**Dataset entries**

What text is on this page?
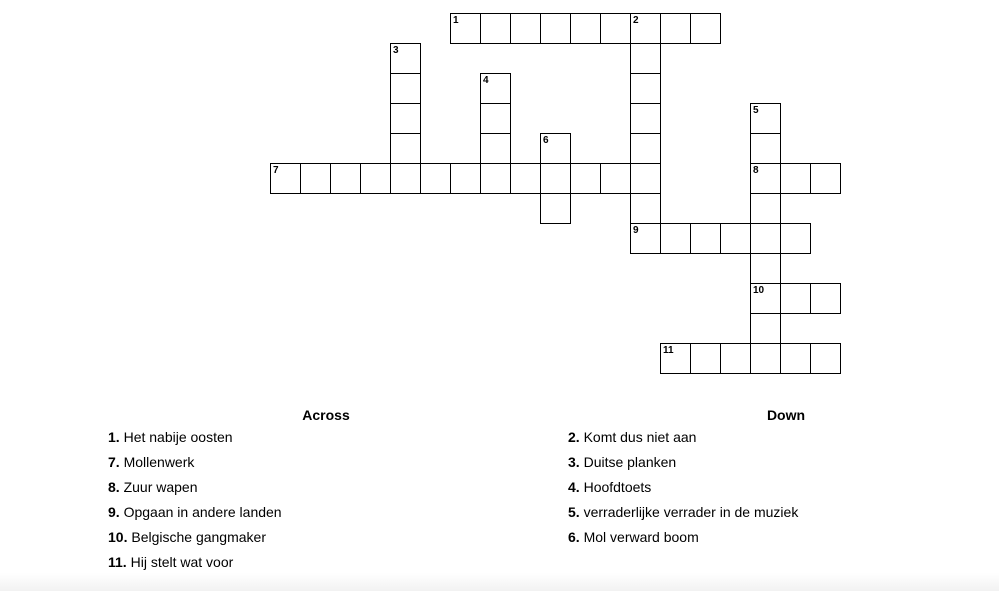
1	2
3
4
5
6
7	8
9
10
11
Across
1. Het nabije oosten
7. Mollenwerk
8. Zuur wapen
9. Opgaan in andere landen
10. Belgische gangmaker
11. Hij stelt wat voor
Down
2. Komt dus niet aan
3. Duitse planken
4. Hoofdtoets
5. verraderlijke verrader in de muziek
6. Mol verward boom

**Task directions**
Repeat all the data as it stands, dropping any images it holds.

**Solution**
What text is on this page?
1	2
3
4
5
6
7	8
9
10
11
Across
1. Het nabije oosten
7. Mollenwerk
8. Zuur wapen
9. Opgaan in andere landen
10. Belgische gangmaker
11. Hij stelt wat voor
Down
2. Komt dus niet aan
3. Duitse planken
4. Hoofdtoets
5. verraderlijke verrader in de muziek
6. Mol verward boom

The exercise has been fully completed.